*The exercise*
Where a line of the listing below includes the word "Press", reproduce that line.

Records excerpted from a collection
__________

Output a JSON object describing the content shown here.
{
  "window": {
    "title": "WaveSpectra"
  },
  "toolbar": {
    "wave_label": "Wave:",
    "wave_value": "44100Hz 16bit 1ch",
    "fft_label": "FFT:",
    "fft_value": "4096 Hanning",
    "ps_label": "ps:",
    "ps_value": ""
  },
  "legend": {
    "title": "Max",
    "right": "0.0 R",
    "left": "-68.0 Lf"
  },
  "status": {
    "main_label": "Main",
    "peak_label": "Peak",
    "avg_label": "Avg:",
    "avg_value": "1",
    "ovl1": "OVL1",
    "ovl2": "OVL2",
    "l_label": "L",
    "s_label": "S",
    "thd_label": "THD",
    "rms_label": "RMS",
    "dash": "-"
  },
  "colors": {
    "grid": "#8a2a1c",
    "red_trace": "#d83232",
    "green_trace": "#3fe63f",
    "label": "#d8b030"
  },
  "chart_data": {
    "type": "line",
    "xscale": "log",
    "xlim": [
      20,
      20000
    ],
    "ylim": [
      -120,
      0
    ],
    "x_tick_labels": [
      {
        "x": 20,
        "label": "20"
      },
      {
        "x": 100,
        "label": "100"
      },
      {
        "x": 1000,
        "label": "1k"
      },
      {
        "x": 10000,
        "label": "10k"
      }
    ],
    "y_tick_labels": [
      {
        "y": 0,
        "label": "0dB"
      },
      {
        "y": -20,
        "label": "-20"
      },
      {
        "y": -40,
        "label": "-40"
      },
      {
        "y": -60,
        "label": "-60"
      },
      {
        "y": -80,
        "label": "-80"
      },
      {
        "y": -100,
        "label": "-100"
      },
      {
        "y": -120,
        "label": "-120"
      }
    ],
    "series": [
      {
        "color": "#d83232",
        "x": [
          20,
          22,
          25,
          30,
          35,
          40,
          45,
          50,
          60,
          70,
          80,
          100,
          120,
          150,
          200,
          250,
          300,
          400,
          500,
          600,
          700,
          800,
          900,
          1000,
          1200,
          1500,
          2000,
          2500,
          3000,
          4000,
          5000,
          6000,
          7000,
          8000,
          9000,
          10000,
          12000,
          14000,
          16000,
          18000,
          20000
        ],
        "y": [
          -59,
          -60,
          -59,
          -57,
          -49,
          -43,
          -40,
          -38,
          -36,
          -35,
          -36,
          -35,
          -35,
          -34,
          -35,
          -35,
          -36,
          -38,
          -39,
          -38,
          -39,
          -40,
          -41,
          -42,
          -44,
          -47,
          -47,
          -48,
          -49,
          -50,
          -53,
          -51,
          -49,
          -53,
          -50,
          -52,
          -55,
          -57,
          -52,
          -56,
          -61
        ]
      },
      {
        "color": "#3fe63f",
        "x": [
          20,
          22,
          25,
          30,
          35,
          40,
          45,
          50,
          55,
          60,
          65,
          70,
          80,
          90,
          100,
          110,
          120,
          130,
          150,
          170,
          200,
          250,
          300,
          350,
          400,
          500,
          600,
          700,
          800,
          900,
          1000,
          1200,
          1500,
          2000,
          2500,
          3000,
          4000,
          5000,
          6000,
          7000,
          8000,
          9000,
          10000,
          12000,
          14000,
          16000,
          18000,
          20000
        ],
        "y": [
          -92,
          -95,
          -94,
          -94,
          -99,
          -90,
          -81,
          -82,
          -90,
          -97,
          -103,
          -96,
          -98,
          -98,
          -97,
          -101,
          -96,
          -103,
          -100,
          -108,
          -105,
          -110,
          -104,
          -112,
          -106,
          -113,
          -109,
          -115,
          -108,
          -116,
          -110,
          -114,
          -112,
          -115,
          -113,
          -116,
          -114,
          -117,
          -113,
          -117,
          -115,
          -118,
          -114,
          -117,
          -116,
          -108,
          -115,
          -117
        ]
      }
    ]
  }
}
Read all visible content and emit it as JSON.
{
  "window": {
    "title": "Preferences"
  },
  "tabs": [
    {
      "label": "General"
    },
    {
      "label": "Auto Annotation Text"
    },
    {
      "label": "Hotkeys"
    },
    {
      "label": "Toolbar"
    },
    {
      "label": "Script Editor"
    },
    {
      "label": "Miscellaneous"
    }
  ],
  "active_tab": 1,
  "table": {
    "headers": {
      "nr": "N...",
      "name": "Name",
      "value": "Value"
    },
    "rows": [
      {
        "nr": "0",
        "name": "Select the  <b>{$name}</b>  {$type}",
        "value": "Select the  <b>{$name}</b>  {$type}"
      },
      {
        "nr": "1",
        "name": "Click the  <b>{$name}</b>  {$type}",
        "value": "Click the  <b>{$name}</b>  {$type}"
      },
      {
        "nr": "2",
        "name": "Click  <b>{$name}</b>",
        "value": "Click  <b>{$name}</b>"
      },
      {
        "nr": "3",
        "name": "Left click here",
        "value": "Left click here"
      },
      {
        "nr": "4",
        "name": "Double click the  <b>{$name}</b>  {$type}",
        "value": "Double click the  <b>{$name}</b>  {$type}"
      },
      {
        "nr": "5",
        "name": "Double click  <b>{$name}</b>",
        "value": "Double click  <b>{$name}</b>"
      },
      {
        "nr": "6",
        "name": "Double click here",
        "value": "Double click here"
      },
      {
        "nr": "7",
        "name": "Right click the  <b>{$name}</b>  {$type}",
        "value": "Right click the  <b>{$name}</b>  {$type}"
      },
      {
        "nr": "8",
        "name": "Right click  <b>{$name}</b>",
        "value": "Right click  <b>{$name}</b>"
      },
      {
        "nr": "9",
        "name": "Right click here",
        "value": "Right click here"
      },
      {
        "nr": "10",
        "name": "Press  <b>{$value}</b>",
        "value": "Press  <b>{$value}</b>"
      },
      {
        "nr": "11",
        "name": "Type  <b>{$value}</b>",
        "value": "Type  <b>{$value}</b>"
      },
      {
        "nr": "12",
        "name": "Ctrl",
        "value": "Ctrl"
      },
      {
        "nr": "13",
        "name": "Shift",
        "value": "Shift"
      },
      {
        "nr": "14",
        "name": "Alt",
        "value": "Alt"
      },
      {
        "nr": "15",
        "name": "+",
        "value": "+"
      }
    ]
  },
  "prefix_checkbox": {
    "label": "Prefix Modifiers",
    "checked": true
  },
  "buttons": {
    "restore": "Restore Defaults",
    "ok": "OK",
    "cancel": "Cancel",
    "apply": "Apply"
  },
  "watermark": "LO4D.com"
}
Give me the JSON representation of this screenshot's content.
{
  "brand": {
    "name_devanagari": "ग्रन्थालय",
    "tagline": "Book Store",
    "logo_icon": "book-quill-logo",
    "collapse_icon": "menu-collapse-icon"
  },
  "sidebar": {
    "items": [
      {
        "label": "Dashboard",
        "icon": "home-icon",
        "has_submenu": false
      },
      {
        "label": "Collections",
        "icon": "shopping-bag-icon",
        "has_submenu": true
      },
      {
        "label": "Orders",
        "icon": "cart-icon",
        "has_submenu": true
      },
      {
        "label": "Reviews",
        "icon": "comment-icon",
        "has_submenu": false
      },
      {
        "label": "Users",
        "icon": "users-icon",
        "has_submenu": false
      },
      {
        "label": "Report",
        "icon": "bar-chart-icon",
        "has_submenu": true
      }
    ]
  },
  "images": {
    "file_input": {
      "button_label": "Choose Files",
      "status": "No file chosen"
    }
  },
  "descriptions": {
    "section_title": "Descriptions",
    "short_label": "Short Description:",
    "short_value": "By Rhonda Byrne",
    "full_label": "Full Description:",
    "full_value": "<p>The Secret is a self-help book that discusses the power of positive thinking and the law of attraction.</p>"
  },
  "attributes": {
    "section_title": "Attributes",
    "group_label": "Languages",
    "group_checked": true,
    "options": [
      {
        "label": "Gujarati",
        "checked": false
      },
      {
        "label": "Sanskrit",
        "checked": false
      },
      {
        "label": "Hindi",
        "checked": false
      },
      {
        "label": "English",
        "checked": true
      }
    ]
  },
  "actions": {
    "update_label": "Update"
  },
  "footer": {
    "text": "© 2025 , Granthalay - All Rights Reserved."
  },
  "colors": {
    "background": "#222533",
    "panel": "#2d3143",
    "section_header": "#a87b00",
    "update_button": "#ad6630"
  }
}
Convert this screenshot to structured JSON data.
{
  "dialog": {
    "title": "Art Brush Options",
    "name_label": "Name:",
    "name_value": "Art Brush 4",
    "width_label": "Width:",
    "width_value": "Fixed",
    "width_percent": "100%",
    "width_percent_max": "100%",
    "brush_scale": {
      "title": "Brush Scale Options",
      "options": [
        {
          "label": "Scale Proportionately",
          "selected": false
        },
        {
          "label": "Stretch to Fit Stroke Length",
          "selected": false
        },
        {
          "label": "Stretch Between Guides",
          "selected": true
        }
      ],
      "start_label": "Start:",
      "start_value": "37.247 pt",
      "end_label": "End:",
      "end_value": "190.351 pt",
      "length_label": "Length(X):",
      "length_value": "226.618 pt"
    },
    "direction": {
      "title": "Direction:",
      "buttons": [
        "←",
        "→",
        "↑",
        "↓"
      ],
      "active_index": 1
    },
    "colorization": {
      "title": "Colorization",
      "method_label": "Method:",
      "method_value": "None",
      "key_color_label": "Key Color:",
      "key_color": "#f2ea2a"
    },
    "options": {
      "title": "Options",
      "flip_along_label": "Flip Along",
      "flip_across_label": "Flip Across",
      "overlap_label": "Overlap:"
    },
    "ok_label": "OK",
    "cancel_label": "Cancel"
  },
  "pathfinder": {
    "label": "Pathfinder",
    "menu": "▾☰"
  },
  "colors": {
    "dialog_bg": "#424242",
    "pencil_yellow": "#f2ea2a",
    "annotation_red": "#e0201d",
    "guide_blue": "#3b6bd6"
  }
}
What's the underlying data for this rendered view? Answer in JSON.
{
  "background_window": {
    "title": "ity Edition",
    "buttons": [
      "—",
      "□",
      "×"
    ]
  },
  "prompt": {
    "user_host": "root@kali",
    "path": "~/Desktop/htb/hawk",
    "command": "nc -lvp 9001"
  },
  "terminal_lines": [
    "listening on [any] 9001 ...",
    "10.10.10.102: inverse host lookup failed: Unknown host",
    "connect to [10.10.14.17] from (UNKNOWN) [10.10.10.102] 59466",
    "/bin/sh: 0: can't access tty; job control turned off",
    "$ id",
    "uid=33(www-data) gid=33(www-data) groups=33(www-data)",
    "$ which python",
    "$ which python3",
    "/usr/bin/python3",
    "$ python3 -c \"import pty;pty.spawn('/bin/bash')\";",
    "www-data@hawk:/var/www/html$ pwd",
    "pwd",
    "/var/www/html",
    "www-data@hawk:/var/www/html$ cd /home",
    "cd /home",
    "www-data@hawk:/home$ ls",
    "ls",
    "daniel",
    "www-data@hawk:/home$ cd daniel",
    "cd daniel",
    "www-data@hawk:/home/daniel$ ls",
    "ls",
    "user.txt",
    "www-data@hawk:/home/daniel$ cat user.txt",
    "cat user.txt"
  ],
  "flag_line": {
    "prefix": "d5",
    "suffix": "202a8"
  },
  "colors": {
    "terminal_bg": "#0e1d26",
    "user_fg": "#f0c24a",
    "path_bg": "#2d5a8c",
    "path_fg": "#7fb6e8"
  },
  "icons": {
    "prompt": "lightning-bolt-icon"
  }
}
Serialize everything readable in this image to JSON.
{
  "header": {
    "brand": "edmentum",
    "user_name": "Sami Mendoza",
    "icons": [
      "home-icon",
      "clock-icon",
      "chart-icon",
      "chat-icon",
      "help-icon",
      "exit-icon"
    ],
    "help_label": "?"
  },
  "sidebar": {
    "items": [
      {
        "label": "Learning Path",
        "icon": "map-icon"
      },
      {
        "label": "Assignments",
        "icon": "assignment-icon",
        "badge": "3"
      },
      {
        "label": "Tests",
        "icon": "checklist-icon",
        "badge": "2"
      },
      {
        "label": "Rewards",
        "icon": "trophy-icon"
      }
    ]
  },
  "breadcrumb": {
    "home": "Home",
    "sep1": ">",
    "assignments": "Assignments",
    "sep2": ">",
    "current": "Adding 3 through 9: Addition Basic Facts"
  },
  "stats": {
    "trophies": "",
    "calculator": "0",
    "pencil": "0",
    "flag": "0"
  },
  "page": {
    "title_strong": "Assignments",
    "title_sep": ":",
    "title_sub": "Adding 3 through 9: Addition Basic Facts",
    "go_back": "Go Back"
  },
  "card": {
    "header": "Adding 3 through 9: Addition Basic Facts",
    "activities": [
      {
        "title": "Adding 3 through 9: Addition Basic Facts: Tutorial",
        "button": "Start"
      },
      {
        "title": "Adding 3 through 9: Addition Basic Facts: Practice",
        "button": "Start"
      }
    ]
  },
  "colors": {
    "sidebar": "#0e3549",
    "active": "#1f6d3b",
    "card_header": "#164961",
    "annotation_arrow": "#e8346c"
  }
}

__________

*Solution to this problem*
        "name": "Press  <b>{$value}</b>",
        "value": "Press  <b>{$value}</b>"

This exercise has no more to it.